• [DOCUMENT EXCERPT]
|LE Magazine July 1998 |
Is This A Magic Bullet?
By Mary Nucci
Highly malignant skin cancer cells. The nucei are blue, cytoplasm red and membrane green. From Geron Corp.
Enormous national attention has lately been drawn to the work of Harvard researcher Judah Folkman, whose discovery of processes that starve cancer cells of blood, thus shrinking them to microscopic size, promises a way to eliminate cancer from the body. Telomere theory, by contrast, by using the telomerase "switch," would attack the seeming immortality of cancer cells at the gene level, enabling them to die in due time, as they "should."
While telomerase activation appears to be crucial to the development of cancer, Dr. Matthew Meyerson of the Whitehead Institute for Biomedical Research notes, "Telomerase of itself does not cause cancer, but is postulated to permit the prolonged survival of cells." Exactly how the telomerase gene is activated is not understood. It is known that, over the course of the normal life span of a cell, there are mutations of the cell genes. Inherited mutations, radiation, chemical carcinogens, environmental pollutants and spontaneous mistakes in copying of the DNA during cell division all can lead to mutations in the DNA itself.
The cell has mechanisms to repair this damage, but should those repair mechanisms become affected, or when a significant level and type of mutation occur, the cell becomes "pre-malignant." It is at this crisis point that researchers believe telomerase is activated, and control of cell division is lost. When that happens, the cell becomes cancerous and rapidly proliferates out of control, resulting in the unchecked development of cancer at the site or throughout the body. Exploiting this activation may present an effective cancer therapy by deactivating the same gene.
"From my point of view, the most significant part of this research is the ability to make a new cancer treatment that is broadly applicable," says Meyerson. Manipulating the gene to turn off the cancer cell would not in itself eliminate the cancer. Instead, as a cancer cell with an inactive telomerase gene goes through the division process, it would lose telomeric units. Thus, instead of being immortal, the cell would be mortalized. Eventually, after the programmed limit had been reached, the cancer cell would age and die just like a normal, non-cancerous cell.

Records from a collection
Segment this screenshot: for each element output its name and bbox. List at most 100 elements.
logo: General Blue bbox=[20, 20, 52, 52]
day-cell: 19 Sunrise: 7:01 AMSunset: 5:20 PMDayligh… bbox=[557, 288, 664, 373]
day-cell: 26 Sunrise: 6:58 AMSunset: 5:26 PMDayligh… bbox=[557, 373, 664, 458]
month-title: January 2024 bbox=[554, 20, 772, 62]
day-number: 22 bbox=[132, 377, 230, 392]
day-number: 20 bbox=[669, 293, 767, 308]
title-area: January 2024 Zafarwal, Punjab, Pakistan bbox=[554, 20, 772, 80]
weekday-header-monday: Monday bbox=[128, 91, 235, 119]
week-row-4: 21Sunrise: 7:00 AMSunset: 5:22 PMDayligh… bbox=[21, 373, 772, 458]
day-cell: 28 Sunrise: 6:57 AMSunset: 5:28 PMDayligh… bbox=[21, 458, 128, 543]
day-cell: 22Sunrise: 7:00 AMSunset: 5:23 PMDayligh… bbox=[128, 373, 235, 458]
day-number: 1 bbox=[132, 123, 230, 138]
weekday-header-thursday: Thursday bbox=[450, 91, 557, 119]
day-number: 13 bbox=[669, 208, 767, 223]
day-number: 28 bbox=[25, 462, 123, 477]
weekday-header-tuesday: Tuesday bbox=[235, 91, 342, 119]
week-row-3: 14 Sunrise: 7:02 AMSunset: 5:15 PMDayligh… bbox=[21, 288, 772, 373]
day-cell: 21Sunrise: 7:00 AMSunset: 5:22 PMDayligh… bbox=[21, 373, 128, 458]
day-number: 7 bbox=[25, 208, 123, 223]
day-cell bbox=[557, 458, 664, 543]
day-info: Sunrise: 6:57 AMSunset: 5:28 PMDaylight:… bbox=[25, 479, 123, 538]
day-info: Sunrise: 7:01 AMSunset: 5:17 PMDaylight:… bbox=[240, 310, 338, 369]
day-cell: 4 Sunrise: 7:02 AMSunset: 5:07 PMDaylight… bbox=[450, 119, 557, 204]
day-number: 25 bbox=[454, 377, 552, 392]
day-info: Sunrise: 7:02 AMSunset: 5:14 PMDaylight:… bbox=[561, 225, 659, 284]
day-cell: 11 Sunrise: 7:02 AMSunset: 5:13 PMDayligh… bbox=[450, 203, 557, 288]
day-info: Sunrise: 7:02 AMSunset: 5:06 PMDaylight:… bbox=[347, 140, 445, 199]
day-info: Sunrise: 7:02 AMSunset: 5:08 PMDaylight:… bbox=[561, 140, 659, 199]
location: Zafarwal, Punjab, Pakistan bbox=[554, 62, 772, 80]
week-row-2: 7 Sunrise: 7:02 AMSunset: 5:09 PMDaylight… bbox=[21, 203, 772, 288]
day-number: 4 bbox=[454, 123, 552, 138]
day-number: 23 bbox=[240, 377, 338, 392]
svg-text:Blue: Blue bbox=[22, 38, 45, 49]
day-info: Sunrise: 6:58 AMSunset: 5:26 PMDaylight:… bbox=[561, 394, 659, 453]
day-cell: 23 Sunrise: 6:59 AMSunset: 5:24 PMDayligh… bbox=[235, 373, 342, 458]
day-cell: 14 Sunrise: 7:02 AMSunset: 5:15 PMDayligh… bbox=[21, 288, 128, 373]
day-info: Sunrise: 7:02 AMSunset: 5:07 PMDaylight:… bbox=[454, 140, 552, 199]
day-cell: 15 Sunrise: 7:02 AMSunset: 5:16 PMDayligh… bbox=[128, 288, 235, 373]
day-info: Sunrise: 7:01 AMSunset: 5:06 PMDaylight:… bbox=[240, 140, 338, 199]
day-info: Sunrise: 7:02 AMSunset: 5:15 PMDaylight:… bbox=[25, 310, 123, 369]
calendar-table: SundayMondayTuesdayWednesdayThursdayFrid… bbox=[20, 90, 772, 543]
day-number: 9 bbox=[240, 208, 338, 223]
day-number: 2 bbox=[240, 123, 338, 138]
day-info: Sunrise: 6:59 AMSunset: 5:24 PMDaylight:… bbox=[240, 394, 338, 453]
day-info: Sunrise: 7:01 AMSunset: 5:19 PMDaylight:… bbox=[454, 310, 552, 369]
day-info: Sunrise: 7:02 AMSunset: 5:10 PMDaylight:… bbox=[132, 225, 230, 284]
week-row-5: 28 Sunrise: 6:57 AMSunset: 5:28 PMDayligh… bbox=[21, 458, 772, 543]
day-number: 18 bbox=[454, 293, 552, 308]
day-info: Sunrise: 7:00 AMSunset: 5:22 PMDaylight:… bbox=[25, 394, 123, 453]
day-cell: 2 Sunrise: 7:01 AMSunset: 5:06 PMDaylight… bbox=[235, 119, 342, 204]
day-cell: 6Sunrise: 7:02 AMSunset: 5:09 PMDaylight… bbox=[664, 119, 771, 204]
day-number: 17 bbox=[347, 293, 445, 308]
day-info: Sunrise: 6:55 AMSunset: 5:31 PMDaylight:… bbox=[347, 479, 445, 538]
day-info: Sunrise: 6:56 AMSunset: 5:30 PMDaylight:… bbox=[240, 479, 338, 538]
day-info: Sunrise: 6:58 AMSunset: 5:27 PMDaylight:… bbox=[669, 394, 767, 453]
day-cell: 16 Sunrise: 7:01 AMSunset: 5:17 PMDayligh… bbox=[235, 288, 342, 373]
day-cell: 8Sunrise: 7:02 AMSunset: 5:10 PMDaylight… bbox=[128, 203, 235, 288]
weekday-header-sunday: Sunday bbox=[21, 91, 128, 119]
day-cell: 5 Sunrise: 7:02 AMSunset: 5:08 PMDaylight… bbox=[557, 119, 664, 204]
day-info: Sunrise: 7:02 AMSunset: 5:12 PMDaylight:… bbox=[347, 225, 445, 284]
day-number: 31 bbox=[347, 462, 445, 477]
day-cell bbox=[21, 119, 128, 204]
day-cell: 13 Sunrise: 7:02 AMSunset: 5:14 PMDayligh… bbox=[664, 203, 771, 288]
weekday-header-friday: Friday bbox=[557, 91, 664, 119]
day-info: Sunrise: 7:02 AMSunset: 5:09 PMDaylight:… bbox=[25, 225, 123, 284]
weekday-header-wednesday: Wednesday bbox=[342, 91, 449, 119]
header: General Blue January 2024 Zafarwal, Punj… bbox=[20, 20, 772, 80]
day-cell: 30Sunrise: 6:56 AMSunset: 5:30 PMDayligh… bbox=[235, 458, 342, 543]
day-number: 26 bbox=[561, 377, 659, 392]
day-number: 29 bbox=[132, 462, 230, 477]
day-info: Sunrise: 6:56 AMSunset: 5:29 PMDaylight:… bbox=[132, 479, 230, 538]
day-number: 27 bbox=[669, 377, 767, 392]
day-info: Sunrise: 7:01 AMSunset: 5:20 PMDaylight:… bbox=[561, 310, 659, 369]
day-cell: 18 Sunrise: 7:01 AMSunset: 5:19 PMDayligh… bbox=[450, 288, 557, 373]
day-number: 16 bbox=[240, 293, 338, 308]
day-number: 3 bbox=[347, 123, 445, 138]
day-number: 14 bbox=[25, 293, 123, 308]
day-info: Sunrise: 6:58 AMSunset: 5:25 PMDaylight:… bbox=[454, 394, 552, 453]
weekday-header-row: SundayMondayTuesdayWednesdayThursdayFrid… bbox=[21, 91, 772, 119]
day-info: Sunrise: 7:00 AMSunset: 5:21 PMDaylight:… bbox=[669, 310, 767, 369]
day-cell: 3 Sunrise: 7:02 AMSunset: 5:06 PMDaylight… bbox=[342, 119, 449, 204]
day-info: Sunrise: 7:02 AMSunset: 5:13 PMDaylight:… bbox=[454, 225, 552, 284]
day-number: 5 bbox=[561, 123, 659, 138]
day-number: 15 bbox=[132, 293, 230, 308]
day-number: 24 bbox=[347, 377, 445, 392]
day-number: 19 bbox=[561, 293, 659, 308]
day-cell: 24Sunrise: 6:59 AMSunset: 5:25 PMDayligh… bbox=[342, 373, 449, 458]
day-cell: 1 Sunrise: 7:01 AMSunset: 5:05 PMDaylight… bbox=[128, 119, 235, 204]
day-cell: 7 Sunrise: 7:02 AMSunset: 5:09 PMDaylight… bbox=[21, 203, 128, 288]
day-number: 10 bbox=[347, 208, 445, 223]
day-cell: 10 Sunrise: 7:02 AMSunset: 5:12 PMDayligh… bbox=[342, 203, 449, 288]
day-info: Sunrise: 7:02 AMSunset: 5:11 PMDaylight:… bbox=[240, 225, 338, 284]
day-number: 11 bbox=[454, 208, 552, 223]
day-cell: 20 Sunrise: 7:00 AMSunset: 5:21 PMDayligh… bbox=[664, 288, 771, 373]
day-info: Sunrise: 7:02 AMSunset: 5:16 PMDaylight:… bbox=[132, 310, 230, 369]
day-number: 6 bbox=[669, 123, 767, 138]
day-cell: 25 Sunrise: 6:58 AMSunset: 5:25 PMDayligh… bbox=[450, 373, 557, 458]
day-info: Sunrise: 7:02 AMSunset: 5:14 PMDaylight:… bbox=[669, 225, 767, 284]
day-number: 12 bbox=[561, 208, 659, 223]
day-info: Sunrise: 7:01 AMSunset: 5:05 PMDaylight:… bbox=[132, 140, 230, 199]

• [YOUR OBJECTIVE] Continue the article on telomerase and cancer treatment, starting after its last sentence.

• [REPLY TO THE EXERCISE]
A patient suffering from cancer would most likely receive the anti-telomerase product along with radiation or chemotherapy therapy.
The benefit of telomerase inhibition, as compared with existing therapies, would be that the cancer cells would live out their normal cellular life span and then die, and the anti-telomerase inhibitor would likely have no effect on normal cells where the telomerase gene is inactive. Unfortunately, male reproductive cells and immune cells that have telomerase activity also will likely be affected by anti-telomerase. As most cancers occur in later years when patients have had children, any potential side effects on male reproductive cells might be an acceptable trade-off for cancer eradication. Or, patients could store sperm for future use.
The potential negative effect on immune cells will be more problematic, requiring constant monitoring to avoid complications from bacterial or viral infections. Current experience with patients with compromised immune systems will help to make management of this potential side effect easier. In reality, though, the side effects of telomerase will not be known until such time as the animal and human clinical studies have been initiated.